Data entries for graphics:
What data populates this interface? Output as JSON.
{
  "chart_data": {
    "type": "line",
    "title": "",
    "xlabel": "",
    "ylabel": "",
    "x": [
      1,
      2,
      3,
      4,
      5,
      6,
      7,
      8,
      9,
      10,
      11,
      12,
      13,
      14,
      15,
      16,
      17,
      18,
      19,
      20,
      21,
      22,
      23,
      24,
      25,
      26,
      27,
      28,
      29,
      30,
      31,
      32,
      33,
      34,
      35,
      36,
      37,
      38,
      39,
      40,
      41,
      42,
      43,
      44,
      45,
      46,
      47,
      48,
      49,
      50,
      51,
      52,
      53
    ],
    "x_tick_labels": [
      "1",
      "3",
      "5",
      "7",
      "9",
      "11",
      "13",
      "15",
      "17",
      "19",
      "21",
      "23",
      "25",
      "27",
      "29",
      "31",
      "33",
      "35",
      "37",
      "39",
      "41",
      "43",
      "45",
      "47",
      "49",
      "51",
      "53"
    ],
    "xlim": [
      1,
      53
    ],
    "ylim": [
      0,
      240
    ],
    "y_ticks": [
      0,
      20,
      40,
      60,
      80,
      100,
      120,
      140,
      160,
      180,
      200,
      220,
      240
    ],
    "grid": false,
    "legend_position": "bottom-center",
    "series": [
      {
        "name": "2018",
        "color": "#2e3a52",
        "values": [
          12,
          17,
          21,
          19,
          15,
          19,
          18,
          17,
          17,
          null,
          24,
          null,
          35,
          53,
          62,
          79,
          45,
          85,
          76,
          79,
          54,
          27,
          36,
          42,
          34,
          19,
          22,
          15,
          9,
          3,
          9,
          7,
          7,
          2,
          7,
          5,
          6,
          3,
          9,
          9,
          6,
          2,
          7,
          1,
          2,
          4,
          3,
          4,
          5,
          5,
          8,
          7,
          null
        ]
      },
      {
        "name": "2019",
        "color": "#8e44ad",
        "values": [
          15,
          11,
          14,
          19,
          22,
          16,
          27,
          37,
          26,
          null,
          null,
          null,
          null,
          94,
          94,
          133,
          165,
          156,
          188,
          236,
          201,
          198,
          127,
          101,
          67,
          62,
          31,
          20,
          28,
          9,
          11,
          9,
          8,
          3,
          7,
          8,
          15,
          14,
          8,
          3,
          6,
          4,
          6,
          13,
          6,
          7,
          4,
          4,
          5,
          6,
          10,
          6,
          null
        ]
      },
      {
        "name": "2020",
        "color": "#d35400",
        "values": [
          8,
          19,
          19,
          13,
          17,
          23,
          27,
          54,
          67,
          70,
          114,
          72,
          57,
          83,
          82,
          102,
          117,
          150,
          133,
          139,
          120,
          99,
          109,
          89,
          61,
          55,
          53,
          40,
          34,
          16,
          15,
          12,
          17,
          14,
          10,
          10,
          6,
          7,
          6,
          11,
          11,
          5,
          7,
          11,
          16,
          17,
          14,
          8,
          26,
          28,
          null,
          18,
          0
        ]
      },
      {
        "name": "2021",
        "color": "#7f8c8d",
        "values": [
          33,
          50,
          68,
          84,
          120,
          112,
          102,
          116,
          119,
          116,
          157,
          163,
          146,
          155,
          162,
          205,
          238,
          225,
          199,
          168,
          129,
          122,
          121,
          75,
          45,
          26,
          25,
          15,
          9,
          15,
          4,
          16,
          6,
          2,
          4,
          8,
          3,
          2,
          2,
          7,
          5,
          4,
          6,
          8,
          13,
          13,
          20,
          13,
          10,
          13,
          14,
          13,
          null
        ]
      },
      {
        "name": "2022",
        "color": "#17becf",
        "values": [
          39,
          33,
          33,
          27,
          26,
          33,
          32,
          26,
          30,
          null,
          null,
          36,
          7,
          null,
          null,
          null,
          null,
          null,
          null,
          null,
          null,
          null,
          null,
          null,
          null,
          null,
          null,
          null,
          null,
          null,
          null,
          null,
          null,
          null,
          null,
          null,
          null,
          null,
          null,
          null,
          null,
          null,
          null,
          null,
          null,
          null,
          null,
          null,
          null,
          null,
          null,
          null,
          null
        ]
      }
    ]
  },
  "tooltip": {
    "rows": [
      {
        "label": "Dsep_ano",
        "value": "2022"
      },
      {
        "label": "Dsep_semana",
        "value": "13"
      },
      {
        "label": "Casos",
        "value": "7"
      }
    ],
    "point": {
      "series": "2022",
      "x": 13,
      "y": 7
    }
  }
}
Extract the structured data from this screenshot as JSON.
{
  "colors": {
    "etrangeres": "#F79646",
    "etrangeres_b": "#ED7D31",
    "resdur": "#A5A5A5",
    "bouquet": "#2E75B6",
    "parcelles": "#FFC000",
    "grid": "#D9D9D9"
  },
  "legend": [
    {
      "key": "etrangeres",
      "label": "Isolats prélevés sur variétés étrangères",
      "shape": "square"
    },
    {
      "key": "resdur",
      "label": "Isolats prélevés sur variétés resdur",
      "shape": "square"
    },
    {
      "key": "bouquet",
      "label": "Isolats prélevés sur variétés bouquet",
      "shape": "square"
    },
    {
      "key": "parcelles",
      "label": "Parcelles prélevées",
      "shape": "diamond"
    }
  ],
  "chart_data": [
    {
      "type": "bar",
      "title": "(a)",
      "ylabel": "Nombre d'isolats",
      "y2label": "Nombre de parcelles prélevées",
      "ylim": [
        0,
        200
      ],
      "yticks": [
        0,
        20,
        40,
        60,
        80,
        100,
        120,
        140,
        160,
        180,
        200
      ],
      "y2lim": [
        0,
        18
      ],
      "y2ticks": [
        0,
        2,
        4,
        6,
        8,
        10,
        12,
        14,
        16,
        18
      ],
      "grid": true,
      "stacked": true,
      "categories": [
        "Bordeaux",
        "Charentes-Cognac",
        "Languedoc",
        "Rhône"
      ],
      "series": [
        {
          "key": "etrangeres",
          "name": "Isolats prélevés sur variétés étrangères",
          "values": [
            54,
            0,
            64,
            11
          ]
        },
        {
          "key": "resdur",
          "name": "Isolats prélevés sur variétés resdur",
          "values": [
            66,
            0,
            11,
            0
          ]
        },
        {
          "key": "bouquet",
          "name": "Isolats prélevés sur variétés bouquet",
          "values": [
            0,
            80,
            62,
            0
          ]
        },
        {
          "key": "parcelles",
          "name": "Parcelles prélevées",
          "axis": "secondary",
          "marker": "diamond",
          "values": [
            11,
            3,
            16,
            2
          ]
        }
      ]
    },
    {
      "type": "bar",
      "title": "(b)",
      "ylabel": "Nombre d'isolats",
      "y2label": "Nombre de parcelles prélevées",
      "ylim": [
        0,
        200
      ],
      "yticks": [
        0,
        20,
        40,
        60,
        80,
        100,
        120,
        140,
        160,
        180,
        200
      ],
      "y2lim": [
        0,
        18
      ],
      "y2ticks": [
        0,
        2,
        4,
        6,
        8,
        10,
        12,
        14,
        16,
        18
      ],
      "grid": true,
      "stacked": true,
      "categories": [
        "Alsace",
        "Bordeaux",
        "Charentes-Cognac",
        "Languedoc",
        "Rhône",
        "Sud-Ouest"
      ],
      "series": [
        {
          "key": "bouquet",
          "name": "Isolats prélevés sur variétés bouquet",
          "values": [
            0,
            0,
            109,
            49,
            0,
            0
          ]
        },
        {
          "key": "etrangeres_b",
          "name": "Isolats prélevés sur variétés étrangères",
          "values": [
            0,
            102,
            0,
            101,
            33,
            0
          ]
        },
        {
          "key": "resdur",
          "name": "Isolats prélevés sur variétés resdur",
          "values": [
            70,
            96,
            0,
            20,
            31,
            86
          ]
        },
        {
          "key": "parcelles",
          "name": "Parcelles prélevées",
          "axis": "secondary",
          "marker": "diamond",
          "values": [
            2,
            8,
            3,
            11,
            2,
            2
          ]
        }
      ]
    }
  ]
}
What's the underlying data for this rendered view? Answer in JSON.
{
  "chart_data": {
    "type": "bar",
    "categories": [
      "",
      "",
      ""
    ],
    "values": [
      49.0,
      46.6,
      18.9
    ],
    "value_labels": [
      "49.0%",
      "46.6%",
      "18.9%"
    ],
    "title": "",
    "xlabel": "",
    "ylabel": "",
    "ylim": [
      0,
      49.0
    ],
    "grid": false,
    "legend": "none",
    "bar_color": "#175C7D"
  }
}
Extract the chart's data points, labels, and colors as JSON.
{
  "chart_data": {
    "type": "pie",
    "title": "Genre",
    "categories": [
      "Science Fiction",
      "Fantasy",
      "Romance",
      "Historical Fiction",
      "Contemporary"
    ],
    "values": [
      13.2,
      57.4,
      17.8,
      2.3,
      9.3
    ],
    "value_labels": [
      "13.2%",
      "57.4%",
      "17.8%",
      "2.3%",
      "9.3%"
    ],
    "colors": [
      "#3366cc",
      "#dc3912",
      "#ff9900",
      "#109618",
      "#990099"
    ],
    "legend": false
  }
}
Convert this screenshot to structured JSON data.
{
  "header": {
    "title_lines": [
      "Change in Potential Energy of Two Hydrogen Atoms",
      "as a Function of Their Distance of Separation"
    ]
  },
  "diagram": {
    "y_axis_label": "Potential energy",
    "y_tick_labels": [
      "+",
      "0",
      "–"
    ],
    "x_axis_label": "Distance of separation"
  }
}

GOAL OF THE EXERCISE
Write out again, exactly, the lines from the one holding "What's the underlying" through the end of the listing, with both ends included.

THE SOLUTION
What's the underlying data for this rendered view? Answer in JSON.
{
  "chart_data": {
    "type": "bar",
    "categories": [
      "",
      "",
      ""
    ],
    "values": [
      49.0,
      46.6,
      18.9
    ],
    "value_labels": [
      "49.0%",
      "46.6%",
      "18.9%"
    ],
    "title": "",
    "xlabel": "",
    "ylabel": "",
    "ylim": [
      0,
      49.0
    ],
    "grid": false,
    "legend": "none",
    "bar_color": "#175C7D"
  }
}
Extract the chart's data points, labels, and colors as JSON.
{
  "chart_data": {
    "type": "pie",
    "title": "Genre",
    "categories": [
      "Science Fiction",
      "Fantasy",
      "Romance",
      "Historical Fiction",
      "Contemporary"
    ],
    "values": [
      13.2,
      57.4,
      17.8,
      2.3,
      9.3
    ],
    "value_labels": [
      "13.2%",
      "57.4%",
      "17.8%",
      "2.3%",
      "9.3%"
    ],
    "colors": [
      "#3366cc",
      "#dc3912",
      "#ff9900",
      "#109618",
      "#990099"
    ],
    "legend": false
  }
}
Convert this screenshot to structured JSON data.
{
  "header": {
    "title_lines": [
      "Change in Potential Energy of Two Hydrogen Atoms",
      "as a Function of Their Distance of Separation"
    ]
  },
  "diagram": {
    "y_axis_label": "Potential energy",
    "y_tick_labels": [
      "+",
      "0",
      "–"
    ],
    "x_axis_label": "Distance of separation"
  }
}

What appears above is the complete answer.